| THE RECORDS |
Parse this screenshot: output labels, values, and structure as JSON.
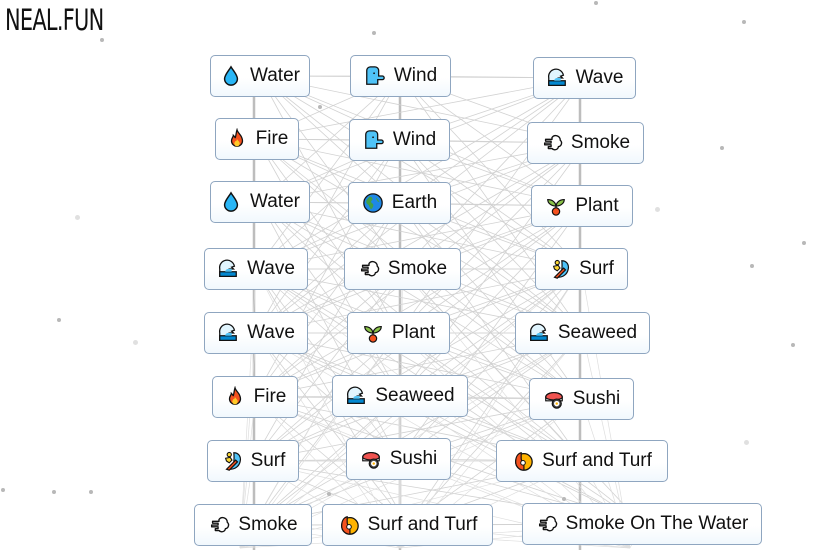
{
  "app": {
    "logo": "NEAL.FUN"
  },
  "board": {
    "columns": [
      {
        "items": [
          {
            "label": "Water",
            "icon": "water-drop-icon"
          },
          {
            "label": "Fire",
            "icon": "fire-icon"
          },
          {
            "label": "Water",
            "icon": "water-drop-icon"
          },
          {
            "label": "Wave",
            "icon": "wave-icon"
          },
          {
            "label": "Wave",
            "icon": "wave-icon"
          },
          {
            "label": "Fire",
            "icon": "fire-icon"
          },
          {
            "label": "Surf",
            "icon": "surfer-icon"
          },
          {
            "label": "Smoke",
            "icon": "smoke-puff-icon"
          }
        ]
      },
      {
        "items": [
          {
            "label": "Wind",
            "icon": "wind-face-icon"
          },
          {
            "label": "Wind",
            "icon": "wind-face-icon"
          },
          {
            "label": "Earth",
            "icon": "globe-icon"
          },
          {
            "label": "Smoke",
            "icon": "smoke-puff-icon"
          },
          {
            "label": "Plant",
            "icon": "seedling-icon"
          },
          {
            "label": "Seaweed",
            "icon": "wave-icon"
          },
          {
            "label": "Sushi",
            "icon": "sushi-icon"
          },
          {
            "label": "Surf and Turf",
            "icon": "shrimp-icon"
          }
        ]
      },
      {
        "items": [
          {
            "label": "Wave",
            "icon": "wave-icon"
          },
          {
            "label": "Smoke",
            "icon": "smoke-puff-icon"
          },
          {
            "label": "Plant",
            "icon": "seedling-icon"
          },
          {
            "label": "Surf",
            "icon": "surfer-icon"
          },
          {
            "label": "Seaweed",
            "icon": "wave-icon"
          },
          {
            "label": "Sushi",
            "icon": "sushi-icon"
          },
          {
            "label": "Surf and Turf",
            "icon": "shrimp-icon"
          },
          {
            "label": "Smoke On The Water",
            "icon": "smoke-puff-icon"
          }
        ]
      }
    ]
  },
  "colors": {
    "card_border": "#8fa6c0",
    "line": "#c8c8c8",
    "text": "#111111"
  }
}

| WHAT THE TASK ASKS |
The data should be printed again unchanged; leave its pictures out.

| EXERCISE OUTPUT |
Parse this screenshot: output labels, values, and structure as JSON.
{
  "app": {
    "logo": "NEAL.FUN"
  },
  "board": {
    "columns": [
      {
        "items": [
          {
            "label": "Water",
            "icon": "water-drop-icon"
          },
          {
            "label": "Fire",
            "icon": "fire-icon"
          },
          {
            "label": "Water",
            "icon": "water-drop-icon"
          },
          {
            "label": "Wave",
            "icon": "wave-icon"
          },
          {
            "label": "Wave",
            "icon": "wave-icon"
          },
          {
            "label": "Fire",
            "icon": "fire-icon"
          },
          {
            "label": "Surf",
            "icon": "surfer-icon"
          },
          {
            "label": "Smoke",
            "icon": "smoke-puff-icon"
          }
        ]
      },
      {
        "items": [
          {
            "label": "Wind",
            "icon": "wind-face-icon"
          },
          {
            "label": "Wind",
            "icon": "wind-face-icon"
          },
          {
            "label": "Earth",
            "icon": "globe-icon"
          },
          {
            "label": "Smoke",
            "icon": "smoke-puff-icon"
          },
          {
            "label": "Plant",
            "icon": "seedling-icon"
          },
          {
            "label": "Seaweed",
            "icon": "wave-icon"
          },
          {
            "label": "Sushi",
            "icon": "sushi-icon"
          },
          {
            "label": "Surf and Turf",
            "icon": "shrimp-icon"
          }
        ]
      },
      {
        "items": [
          {
            "label": "Wave",
            "icon": "wave-icon"
          },
          {
            "label": "Smoke",
            "icon": "smoke-puff-icon"
          },
          {
            "label": "Plant",
            "icon": "seedling-icon"
          },
          {
            "label": "Surf",
            "icon": "surfer-icon"
          },
          {
            "label": "Seaweed",
            "icon": "wave-icon"
          },
          {
            "label": "Sushi",
            "icon": "sushi-icon"
          },
          {
            "label": "Surf and Turf",
            "icon": "shrimp-icon"
          },
          {
            "label": "Smoke On The Water",
            "icon": "smoke-puff-icon"
          }
        ]
      }
    ]
  },
  "colors": {
    "card_border": "#8fa6c0",
    "line": "#c8c8c8",
    "text": "#111111"
  }
}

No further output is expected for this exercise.